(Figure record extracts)
────────────────
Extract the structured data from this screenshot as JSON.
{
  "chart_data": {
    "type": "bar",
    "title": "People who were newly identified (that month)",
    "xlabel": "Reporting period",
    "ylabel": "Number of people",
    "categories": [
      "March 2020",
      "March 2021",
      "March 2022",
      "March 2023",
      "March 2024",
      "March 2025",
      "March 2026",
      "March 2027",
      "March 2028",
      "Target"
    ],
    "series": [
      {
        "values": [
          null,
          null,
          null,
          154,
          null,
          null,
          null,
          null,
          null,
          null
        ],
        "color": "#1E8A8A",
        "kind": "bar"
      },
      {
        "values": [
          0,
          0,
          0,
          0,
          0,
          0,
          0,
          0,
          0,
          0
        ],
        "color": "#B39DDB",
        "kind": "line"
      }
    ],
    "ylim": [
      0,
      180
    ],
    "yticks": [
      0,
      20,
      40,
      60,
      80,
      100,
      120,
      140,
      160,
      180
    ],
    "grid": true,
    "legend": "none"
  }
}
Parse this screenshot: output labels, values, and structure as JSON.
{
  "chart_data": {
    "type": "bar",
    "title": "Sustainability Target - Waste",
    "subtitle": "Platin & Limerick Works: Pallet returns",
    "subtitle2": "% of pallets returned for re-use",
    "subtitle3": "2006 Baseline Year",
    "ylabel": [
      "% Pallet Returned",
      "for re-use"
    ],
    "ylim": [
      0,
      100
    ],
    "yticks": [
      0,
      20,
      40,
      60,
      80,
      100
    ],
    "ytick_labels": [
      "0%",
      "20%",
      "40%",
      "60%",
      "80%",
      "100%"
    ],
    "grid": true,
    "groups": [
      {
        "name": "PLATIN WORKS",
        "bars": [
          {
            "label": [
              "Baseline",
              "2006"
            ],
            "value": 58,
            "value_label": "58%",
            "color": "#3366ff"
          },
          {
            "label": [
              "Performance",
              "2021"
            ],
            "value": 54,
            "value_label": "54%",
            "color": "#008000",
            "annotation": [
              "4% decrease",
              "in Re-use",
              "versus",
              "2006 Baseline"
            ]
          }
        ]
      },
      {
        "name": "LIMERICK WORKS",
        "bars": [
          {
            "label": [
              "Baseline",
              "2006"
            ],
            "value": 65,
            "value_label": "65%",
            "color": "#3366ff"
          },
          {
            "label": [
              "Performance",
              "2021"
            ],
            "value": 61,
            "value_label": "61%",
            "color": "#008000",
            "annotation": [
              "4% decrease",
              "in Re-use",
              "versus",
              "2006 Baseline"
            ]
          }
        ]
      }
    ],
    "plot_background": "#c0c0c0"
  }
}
────────────────
Copy down the material exactly as written.

▸ Result:
Extract the structured data from this screenshot as JSON.
{
  "chart_data": {
    "type": "bar",
    "title": "People who were newly identified (that month)",
    "xlabel": "Reporting period",
    "ylabel": "Number of people",
    "categories": [
      "March 2020",
      "March 2021",
      "March 2022",
      "March 2023",
      "March 2024",
      "March 2025",
      "March 2026",
      "March 2027",
      "March 2028",
      "Target"
    ],
    "series": [
      {
        "values": [
          null,
          null,
          null,
          154,
          null,
          null,
          null,
          null,
          null,
          null
        ],
        "color": "#1E8A8A",
        "kind": "bar"
      },
      {
        "values": [
          0,
          0,
          0,
          0,
          0,
          0,
          0,
          0,
          0,
          0
        ],
        "color": "#B39DDB",
        "kind": "line"
      }
    ],
    "ylim": [
      0,
      180
    ],
    "yticks": [
      0,
      20,
      40,
      60,
      80,
      100,
      120,
      140,
      160,
      180
    ],
    "grid": true,
    "legend": "none"
  }
}
Parse this screenshot: output labels, values, and structure as JSON.
{
  "chart_data": {
    "type": "bar",
    "title": "Sustainability Target - Waste",
    "subtitle": "Platin & Limerick Works: Pallet returns",
    "subtitle2": "% of pallets returned for re-use",
    "subtitle3": "2006 Baseline Year",
    "ylabel": [
      "% Pallet Returned",
      "for re-use"
    ],
    "ylim": [
      0,
      100
    ],
    "yticks": [
      0,
      20,
      40,
      60,
      80,
      100
    ],
    "ytick_labels": [
      "0%",
      "20%",
      "40%",
      "60%",
      "80%",
      "100%"
    ],
    "grid": true,
    "groups": [
      {
        "name": "PLATIN WORKS",
        "bars": [
          {
            "label": [
              "Baseline",
              "2006"
            ],
            "value": 58,
            "value_label": "58%",
            "color": "#3366ff"
          },
          {
            "label": [
              "Performance",
              "2021"
            ],
            "value": 54,
            "value_label": "54%",
            "color": "#008000",
            "annotation": [
              "4% decrease",
              "in Re-use",
              "versus",
              "2006 Baseline"
            ]
          }
        ]
      },
      {
        "name": "LIMERICK WORKS",
        "bars": [
          {
            "label": [
              "Baseline",
              "2006"
            ],
            "value": 65,
            "value_label": "65%",
            "color": "#3366ff"
          },
          {
            "label": [
              "Performance",
              "2021"
            ],
            "value": 61,
            "value_label": "61%",
            "color": "#008000",
            "annotation": [
              "4% decrease",
              "in Re-use",
              "versus",
              "2006 Baseline"
            ]
          }
        ]
      }
    ],
    "plot_background": "#c0c0c0"
  }
}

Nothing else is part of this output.